Data entries:
┌──

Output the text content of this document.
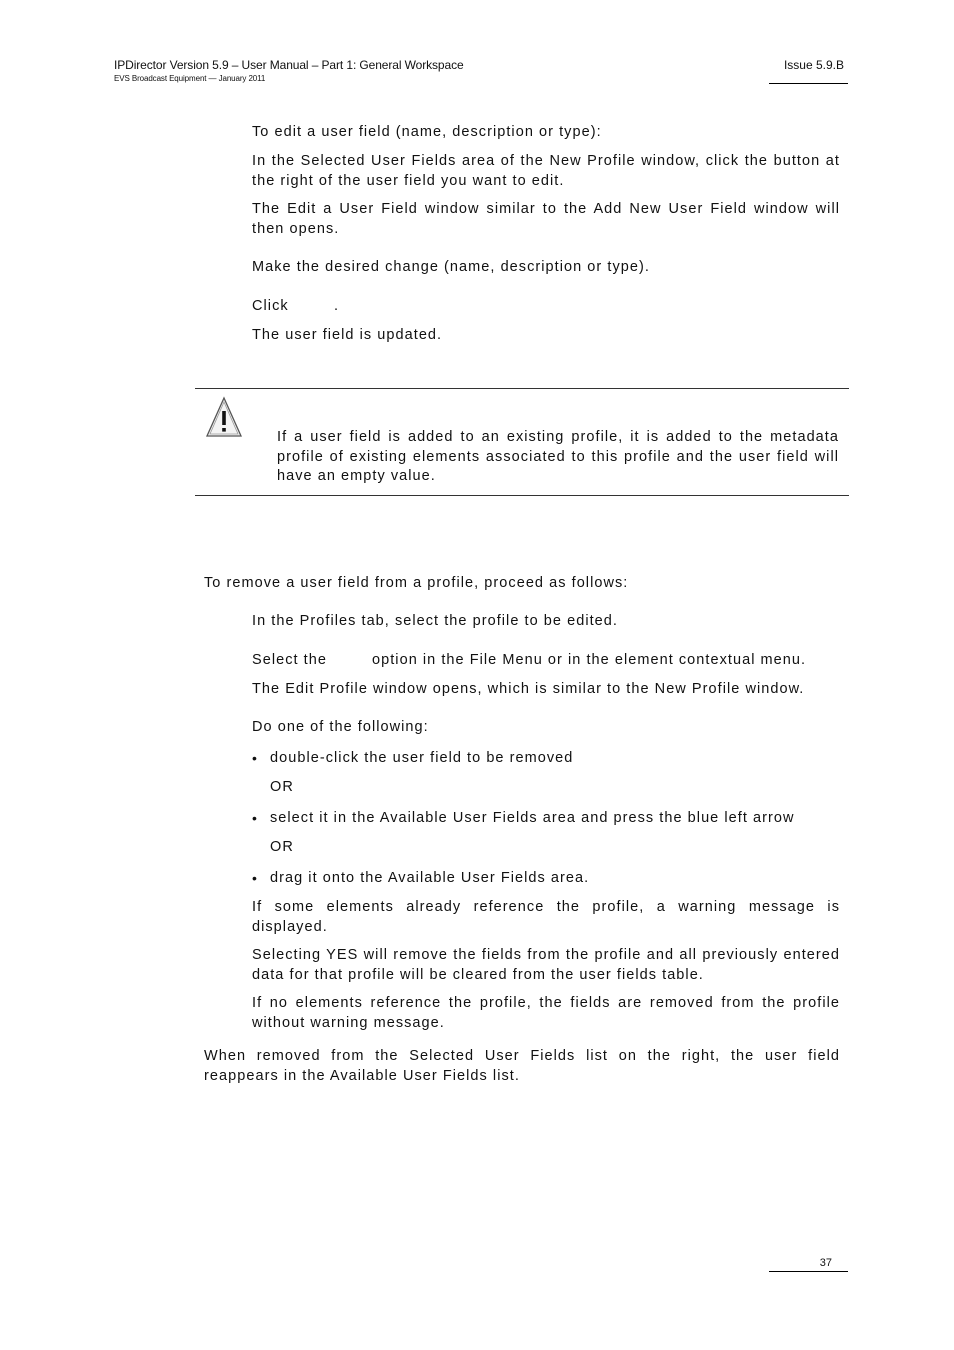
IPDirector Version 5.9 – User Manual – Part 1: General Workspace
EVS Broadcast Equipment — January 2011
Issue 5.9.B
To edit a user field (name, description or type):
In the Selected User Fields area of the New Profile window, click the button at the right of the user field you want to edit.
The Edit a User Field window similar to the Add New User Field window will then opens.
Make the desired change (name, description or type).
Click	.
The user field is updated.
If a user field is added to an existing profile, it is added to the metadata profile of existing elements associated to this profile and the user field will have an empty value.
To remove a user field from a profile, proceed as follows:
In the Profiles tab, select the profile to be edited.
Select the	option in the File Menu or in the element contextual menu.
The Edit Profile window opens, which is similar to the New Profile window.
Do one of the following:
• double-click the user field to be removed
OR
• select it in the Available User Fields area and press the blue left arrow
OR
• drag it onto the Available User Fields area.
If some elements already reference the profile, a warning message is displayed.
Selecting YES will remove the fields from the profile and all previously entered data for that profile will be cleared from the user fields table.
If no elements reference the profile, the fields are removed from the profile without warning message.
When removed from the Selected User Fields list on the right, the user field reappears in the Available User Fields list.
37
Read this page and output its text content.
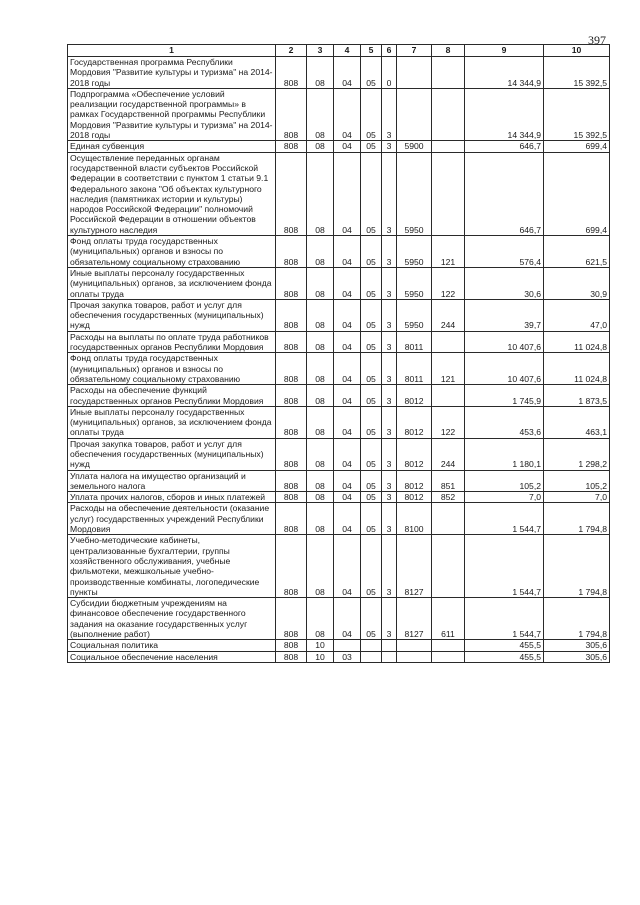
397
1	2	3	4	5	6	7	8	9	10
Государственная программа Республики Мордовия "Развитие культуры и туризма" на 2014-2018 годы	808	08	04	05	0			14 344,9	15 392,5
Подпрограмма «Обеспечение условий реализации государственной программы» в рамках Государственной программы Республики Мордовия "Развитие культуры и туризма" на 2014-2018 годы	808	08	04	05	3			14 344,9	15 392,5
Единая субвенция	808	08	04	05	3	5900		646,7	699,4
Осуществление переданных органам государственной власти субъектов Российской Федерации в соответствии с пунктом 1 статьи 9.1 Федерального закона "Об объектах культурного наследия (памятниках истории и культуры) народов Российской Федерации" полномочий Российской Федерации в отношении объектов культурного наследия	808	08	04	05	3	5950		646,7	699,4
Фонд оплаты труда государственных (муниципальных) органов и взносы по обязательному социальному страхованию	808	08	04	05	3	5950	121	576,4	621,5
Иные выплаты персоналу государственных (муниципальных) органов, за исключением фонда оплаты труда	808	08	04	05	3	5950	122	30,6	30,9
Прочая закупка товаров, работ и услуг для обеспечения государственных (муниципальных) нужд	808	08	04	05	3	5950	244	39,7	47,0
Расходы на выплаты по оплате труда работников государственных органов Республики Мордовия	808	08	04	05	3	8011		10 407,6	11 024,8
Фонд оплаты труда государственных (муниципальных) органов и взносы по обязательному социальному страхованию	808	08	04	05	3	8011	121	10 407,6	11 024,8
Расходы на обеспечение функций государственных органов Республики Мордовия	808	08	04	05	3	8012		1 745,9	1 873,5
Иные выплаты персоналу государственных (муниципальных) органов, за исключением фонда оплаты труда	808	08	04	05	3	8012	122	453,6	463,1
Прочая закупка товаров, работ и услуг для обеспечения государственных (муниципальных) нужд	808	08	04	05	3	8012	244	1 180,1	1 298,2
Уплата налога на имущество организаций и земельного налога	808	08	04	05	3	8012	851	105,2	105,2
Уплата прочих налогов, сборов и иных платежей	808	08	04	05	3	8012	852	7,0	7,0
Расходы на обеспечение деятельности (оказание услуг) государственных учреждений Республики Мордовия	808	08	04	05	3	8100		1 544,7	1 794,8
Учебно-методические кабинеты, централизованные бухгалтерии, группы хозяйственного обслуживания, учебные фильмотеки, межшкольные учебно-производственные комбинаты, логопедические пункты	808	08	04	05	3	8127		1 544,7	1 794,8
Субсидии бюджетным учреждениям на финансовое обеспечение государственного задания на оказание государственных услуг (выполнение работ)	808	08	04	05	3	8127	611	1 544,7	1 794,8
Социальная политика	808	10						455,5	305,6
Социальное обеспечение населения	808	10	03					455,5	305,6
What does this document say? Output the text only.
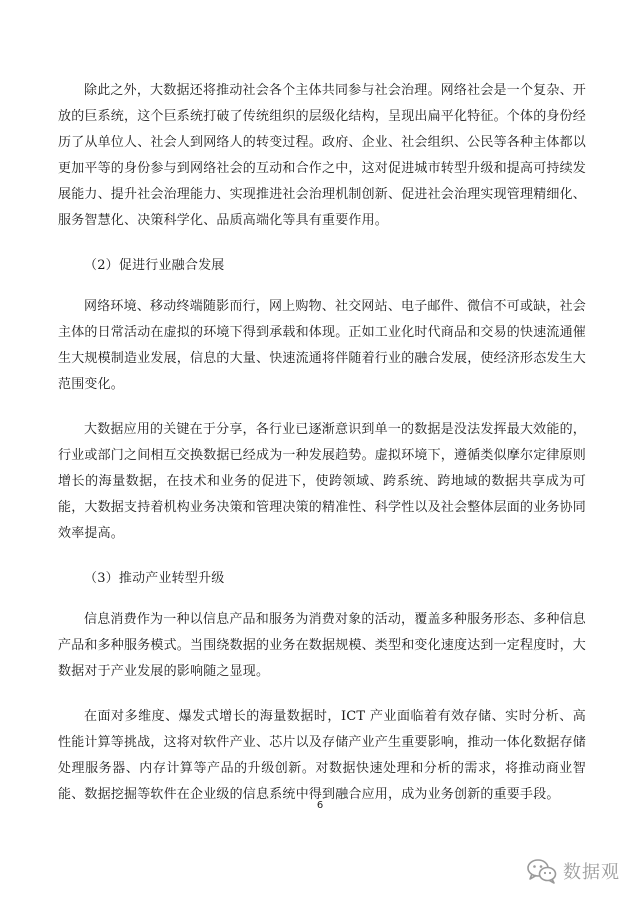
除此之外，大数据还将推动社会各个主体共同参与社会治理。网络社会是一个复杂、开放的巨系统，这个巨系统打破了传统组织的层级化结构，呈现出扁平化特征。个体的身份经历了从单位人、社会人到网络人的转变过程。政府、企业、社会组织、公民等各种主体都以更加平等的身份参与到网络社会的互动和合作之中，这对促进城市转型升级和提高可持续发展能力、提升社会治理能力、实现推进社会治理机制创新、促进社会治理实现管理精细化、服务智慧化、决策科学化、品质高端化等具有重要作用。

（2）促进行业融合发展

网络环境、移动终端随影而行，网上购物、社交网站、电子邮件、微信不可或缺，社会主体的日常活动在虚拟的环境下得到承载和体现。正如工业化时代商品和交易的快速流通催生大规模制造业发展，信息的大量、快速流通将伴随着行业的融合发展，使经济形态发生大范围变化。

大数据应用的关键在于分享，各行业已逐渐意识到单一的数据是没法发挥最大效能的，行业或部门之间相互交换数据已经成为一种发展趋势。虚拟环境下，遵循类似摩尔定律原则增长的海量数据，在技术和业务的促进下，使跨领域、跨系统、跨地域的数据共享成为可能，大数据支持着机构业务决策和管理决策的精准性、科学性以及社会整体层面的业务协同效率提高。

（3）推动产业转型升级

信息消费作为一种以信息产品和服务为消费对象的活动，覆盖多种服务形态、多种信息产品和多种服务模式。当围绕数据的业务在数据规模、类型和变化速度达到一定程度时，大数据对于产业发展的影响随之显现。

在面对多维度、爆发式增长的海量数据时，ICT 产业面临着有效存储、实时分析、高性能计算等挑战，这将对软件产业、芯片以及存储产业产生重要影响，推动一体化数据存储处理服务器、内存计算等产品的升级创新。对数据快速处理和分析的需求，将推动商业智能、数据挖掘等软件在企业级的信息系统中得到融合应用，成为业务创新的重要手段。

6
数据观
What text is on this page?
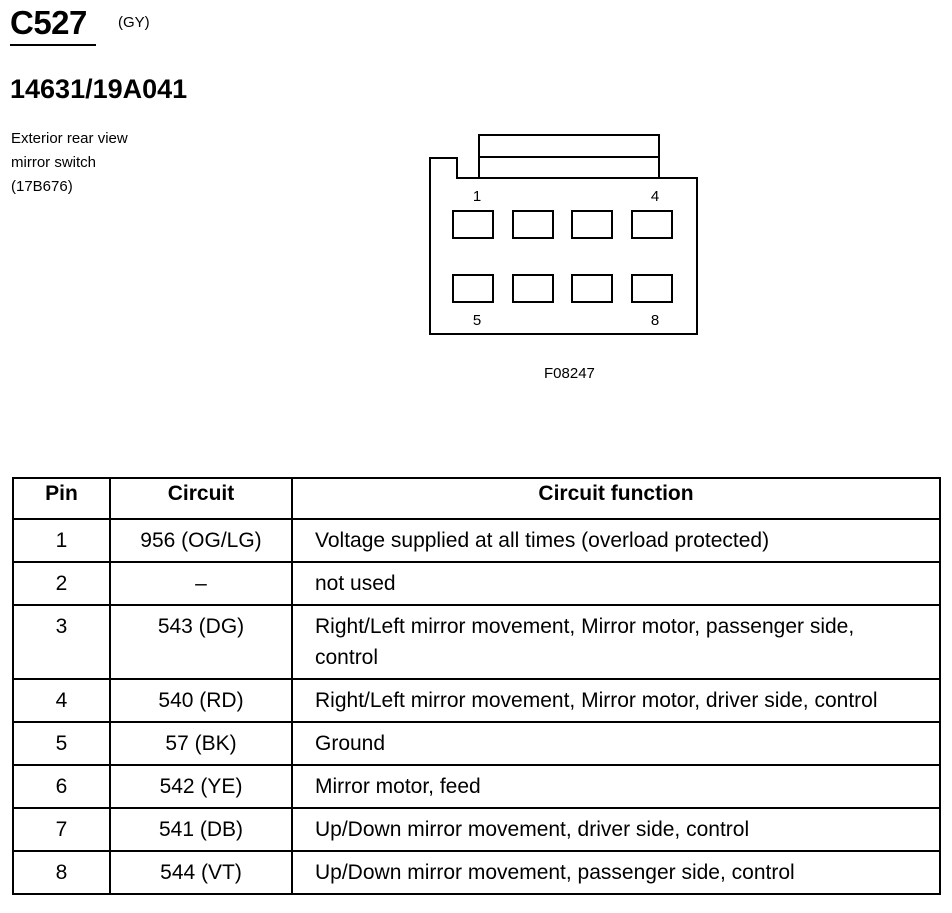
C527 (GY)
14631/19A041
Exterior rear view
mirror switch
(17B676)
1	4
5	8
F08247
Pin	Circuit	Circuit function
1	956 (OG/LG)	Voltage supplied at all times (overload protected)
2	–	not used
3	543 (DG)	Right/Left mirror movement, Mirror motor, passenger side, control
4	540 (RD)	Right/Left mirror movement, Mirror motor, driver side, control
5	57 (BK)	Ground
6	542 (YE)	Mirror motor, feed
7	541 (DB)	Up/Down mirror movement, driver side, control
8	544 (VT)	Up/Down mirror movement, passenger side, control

└──

■ Task objective
Locate "What text is on this page?" in the listing above, then print exactly the lines from that line through the final one, omitting all pictures.

■ Answer to this task
What text is on this page?
C527 (GY)
14631/19A041
Exterior rear view
mirror switch
(17B676)
1	4
5	8
F08247
Pin	Circuit	Circuit function
1	956 (OG/LG)	Voltage supplied at all times (overload protected)
2	–	not used
3	543 (DG)	Right/Left mirror movement, Mirror motor, passenger side, control
4	540 (RD)	Right/Left mirror movement, Mirror motor, driver side, control
5	57 (BK)	Ground
6	542 (YE)	Mirror motor, feed
7	541 (DB)	Up/Down mirror movement, driver side, control
8	544 (VT)	Up/Down mirror movement, passenger side, control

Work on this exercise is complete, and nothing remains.